What is expected: Among the records below, determine how many lines have the word "rate" in them; output only the number.

Figure record extracts:
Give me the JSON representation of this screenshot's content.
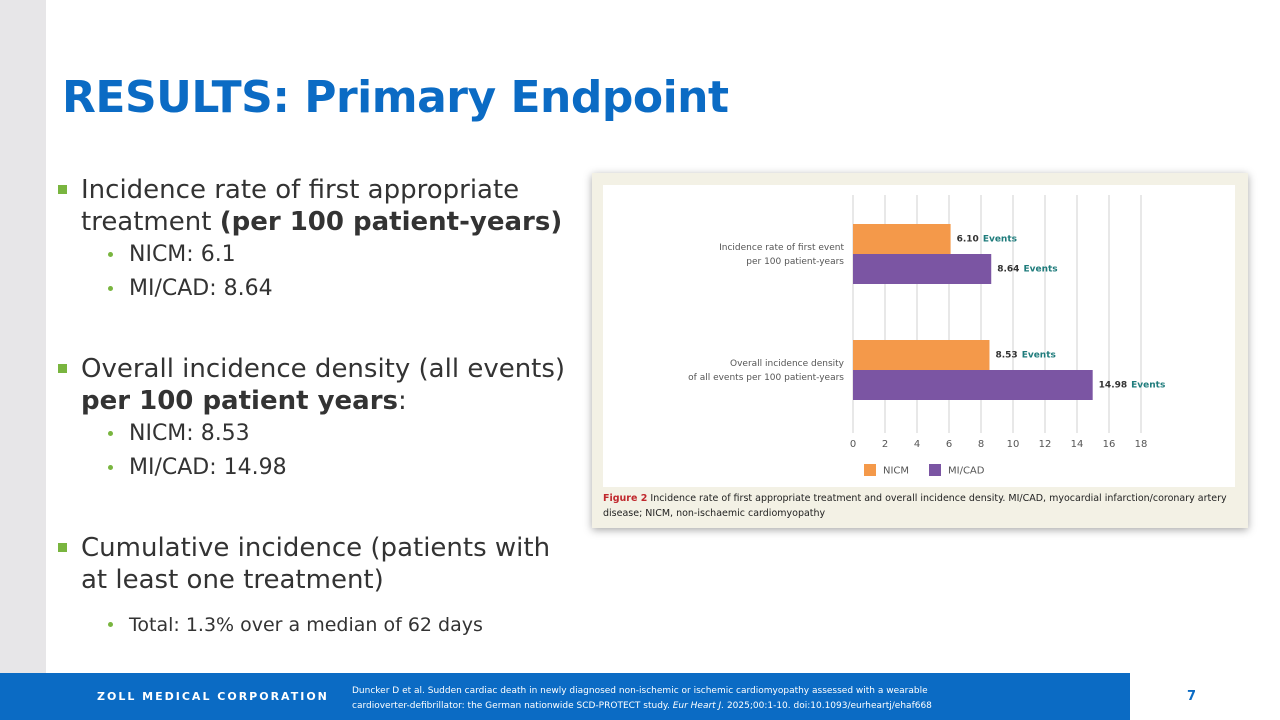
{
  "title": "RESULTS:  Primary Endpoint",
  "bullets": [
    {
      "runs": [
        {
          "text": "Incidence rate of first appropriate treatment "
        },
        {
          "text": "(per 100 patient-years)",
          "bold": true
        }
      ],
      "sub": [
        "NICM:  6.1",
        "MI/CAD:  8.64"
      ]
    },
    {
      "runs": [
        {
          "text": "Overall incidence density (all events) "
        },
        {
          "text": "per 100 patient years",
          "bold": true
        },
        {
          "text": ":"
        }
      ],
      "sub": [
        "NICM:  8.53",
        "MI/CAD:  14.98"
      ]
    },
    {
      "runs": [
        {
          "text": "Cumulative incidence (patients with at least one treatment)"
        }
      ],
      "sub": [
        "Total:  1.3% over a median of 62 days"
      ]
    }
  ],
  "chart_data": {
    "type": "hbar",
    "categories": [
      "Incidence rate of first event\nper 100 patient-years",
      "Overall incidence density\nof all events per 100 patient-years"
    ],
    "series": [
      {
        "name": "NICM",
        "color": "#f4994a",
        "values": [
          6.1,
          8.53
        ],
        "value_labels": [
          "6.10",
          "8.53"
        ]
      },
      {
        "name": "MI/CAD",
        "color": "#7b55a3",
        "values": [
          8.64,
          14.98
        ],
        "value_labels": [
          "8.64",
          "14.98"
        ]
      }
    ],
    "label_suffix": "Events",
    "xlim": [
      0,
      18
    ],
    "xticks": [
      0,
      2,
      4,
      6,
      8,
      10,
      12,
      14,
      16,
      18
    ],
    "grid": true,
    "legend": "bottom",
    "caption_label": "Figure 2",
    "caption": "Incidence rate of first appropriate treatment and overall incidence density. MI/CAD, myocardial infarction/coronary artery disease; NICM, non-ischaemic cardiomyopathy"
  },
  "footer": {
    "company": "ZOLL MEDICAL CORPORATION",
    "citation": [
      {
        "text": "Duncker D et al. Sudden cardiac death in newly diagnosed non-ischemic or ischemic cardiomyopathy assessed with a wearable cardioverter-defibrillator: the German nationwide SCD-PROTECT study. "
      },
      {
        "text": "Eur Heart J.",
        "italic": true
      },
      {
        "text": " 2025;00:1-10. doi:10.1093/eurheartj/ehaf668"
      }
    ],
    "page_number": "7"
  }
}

Task solution: 3